Text segment

Start

URBAN REVIVAL. I went downtown this week to see for myself how gorgeous it will be, and confirmed it will. The main street is shaping up as a promenade with coconut trees and flower-beds, shops and eateries. And there are visible signs that things are turning around significantly, with new stores and new facades to the old stores. After more than two years of construction, we see light at the end of the tunnel. The downtown merchants will hopefully forget the hardship and loss of revenue caused by the overhaul, immediately after the ribbon cutting ceremony. The human race is engineered to forget. Ask a woman who just gave birth to a baby if she wants another child. No way, is the answer. But two years down the road the pain of childbirth is forgotten and only joy remains, then naturally she’s ready to have another one! So, yes, we’re destined to forget the hard times, and are looking forward to good times. The landscapers are working day and night, and if you believe in magic, you should know with certainty that the street will be open for Christmas shopping, in early December.
YOLO. A store by that name is coming to the head of the main street, next to Hugo Boss, carrying a mix of fun merchandise by local and international designers. You only Live Once, is the brain child of Eva Zissu, what a cool name!
COCO JOKO. Congratulation to Rita and Richard Lopez Henriquez on the opening of your restaurant at the Orange Mall. Richard always had a culinary gift and now that he is retired from timeshare he can put to work everything he learned about sales, in his own business.

End

Collected data
Start

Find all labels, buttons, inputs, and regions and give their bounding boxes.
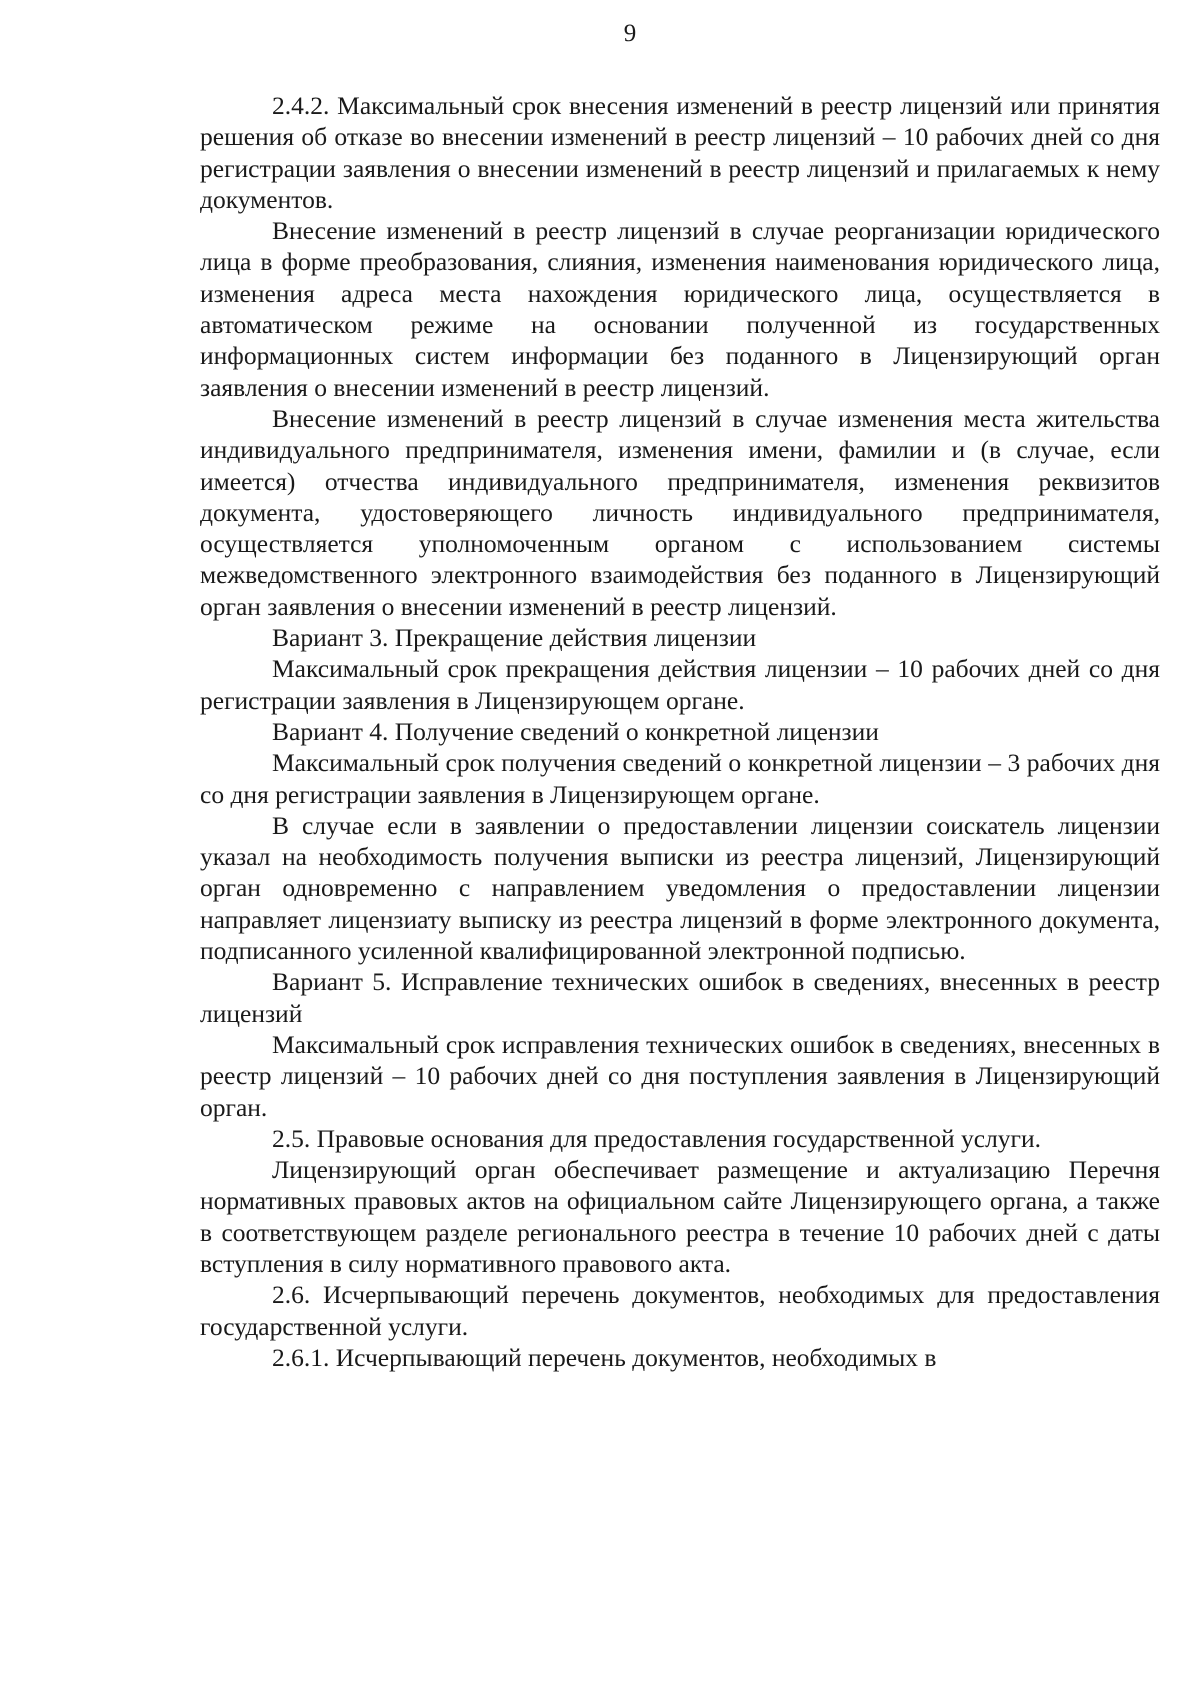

End

Work to complete
1. In the column on the downtown revival, why does the writer expect the downtown merchants to forget the hardship and loss of revenue caused by the overhaul? Answer in one to three sentences.
2. Write the next part of the column on the downtown revival and local businesses, starting after its last sentence.

Results of the exercise
1. The writer says the human race is engineered to forget. The column compares this to a woman who rejects having another child right after giving birth but, two years later, has forgotten the pain and is ready for another one. In the same way, the merchants are expected to forget the hard times once the ribbon cutting ceremony takes place.

2.
IN PROTECTION OF COCONUT TREES. Did you ever take a look at the hotel sector coconut trees? They start out nicely formed, then at the top they are shriveled and diminished, getting smaller and smaller at the crown?! Did you ever wonder why?! Because they are cleaned and clipped too often. Usually the fronds dry out, then the tree siphons the nutrients out of the dying frond and grows the trunk, if you clip the aging frond before it dries you deprive your tree of the opportunity to grow, so stop clipping green fronds, let them dry out naturally, then you can discard them, and your coco will thrive!
SKYLINE IS ENCHANTING. Home & Nature is worth a visit. Artist Grace Ashruf delivered her best work to date, creating a wall of small, dazzling canvases, which work together in a group and on their own. The response was overwhelmingly positive and a great number of paintings have already found a new owner. When Grace arrived fashionably late to her opening she was welcomed by spontaneous applause, because it is visible that she put my soul and energy in each of the paintings.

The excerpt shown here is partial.